What you have to do> In the data below, find every line with the string "Single" and pull it out.

>> Start Material to process

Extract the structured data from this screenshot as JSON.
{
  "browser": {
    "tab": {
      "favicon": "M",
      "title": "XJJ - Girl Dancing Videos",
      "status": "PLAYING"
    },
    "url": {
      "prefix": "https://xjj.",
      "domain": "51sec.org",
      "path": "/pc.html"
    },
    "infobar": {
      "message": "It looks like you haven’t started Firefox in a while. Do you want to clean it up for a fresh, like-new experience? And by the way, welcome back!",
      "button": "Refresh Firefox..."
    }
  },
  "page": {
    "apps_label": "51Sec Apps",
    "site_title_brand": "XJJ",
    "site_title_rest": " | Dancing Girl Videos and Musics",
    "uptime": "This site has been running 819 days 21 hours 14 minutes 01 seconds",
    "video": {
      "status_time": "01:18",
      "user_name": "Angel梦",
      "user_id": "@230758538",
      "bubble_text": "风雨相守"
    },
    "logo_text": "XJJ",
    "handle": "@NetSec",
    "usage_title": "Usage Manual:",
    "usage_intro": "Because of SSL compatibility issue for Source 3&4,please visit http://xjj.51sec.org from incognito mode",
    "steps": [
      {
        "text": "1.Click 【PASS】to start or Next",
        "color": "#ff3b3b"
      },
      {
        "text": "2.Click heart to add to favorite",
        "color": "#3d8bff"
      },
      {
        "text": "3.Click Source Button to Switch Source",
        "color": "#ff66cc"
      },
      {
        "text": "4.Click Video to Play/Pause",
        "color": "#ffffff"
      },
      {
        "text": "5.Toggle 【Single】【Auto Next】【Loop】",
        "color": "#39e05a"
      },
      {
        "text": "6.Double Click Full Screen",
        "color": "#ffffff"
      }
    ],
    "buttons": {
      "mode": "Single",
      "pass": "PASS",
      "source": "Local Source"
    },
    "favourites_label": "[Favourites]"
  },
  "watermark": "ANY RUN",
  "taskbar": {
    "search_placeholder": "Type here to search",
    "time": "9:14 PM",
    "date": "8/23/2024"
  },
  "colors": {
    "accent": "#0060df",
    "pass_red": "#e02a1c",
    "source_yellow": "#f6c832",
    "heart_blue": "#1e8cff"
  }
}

>> End Material to process
>> Start Material to process

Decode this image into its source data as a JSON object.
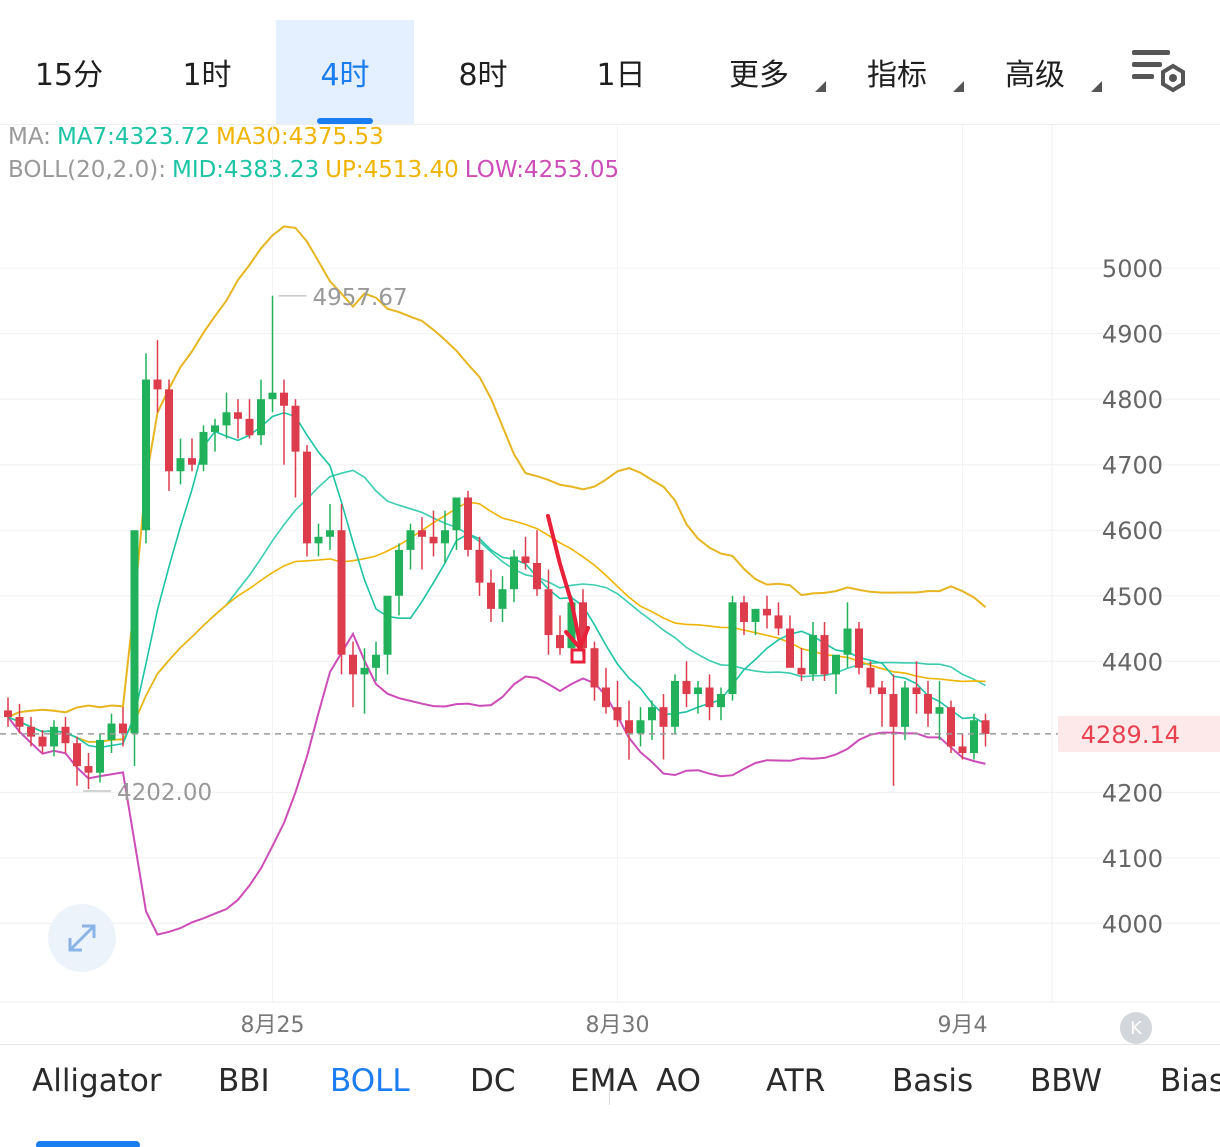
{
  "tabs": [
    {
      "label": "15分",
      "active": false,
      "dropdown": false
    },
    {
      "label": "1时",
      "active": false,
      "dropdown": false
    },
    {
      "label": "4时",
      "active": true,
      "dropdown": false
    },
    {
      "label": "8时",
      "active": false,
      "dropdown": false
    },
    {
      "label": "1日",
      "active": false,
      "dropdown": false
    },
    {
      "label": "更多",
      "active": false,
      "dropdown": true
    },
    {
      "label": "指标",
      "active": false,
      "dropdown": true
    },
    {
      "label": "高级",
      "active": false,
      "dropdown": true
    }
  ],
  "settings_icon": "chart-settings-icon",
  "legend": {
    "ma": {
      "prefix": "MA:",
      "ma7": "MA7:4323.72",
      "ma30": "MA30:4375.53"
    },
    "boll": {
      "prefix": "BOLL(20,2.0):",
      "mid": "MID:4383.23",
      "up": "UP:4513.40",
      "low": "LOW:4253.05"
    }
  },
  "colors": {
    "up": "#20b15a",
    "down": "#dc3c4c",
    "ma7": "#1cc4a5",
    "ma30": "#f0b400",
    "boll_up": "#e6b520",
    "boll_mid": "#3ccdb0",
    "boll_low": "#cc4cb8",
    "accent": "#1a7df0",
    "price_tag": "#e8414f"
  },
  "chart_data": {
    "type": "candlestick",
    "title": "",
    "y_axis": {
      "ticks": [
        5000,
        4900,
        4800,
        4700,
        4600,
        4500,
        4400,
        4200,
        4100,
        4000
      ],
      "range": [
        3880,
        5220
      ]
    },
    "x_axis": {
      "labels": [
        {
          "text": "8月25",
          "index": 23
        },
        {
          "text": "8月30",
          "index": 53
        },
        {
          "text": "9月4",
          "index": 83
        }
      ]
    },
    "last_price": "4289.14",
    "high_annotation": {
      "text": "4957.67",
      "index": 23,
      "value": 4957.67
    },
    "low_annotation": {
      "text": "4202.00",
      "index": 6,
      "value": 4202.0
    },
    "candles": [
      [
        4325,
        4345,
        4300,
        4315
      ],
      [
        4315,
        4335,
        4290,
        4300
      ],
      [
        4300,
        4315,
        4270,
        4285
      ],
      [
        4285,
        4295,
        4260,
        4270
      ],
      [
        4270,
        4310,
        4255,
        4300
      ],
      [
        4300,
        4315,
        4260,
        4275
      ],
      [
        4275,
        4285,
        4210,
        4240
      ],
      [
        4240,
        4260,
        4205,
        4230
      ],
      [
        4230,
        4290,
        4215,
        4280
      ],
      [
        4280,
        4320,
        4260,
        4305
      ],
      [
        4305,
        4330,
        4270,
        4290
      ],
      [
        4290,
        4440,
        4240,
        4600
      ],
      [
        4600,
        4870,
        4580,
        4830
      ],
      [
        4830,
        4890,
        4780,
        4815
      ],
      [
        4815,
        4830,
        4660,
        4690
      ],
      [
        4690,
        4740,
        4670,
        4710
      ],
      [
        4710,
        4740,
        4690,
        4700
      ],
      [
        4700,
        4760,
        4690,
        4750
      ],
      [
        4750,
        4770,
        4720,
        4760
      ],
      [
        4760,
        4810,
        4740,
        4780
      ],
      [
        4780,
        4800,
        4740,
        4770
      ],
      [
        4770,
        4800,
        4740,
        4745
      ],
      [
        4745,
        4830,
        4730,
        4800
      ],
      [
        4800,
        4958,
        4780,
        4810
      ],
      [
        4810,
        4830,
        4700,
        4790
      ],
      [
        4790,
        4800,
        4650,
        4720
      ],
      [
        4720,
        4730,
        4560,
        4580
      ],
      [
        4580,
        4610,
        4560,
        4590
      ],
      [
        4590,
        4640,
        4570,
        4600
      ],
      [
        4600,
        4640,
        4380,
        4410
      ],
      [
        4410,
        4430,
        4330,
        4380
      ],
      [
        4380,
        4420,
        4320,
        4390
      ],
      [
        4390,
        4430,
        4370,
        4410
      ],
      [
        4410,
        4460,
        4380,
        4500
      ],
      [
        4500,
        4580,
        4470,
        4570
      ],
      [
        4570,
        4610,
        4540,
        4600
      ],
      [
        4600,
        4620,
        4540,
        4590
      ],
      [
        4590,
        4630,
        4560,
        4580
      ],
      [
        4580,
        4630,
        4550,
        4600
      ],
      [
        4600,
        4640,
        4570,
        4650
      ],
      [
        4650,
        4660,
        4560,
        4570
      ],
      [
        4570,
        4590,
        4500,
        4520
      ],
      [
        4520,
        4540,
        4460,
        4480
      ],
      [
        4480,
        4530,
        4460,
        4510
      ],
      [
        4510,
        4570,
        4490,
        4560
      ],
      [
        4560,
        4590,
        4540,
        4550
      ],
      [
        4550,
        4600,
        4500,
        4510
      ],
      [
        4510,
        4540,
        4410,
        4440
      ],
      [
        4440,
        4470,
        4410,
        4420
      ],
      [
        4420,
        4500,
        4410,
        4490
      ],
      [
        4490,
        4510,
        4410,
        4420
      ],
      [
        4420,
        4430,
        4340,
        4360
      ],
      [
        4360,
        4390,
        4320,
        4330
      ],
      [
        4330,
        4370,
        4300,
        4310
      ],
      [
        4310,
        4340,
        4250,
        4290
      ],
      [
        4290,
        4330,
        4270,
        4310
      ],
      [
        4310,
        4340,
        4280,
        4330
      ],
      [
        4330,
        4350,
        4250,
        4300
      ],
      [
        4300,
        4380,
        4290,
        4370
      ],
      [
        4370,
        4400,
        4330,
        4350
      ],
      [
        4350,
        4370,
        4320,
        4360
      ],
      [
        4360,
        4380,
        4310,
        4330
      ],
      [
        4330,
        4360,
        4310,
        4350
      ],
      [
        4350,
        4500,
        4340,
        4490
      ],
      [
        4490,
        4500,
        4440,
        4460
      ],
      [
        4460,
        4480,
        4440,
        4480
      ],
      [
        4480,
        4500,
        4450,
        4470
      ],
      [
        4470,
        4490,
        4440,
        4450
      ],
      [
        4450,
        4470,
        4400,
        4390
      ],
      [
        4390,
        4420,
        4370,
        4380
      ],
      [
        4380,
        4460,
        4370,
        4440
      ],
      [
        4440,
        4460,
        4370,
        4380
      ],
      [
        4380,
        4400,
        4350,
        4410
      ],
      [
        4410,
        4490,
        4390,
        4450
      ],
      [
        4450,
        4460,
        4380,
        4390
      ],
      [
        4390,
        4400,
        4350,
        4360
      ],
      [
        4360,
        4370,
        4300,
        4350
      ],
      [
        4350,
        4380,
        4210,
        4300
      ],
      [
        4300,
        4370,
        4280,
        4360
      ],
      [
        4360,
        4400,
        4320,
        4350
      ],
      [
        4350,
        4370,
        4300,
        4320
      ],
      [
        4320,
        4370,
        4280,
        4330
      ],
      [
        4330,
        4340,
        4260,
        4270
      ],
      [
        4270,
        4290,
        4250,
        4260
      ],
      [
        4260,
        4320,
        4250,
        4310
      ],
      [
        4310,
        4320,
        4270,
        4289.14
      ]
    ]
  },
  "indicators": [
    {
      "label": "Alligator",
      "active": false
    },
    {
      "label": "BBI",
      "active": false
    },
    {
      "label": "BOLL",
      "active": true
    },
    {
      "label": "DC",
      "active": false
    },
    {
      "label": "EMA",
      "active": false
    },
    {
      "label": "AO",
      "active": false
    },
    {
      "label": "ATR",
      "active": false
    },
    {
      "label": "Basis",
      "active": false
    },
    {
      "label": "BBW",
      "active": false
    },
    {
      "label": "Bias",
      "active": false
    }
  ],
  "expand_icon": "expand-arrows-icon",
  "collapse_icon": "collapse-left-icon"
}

>> End Material to process

Result>
        "text": "5.Toggle 【Single】【Auto Next】【Loop】",
      "mode": "Single",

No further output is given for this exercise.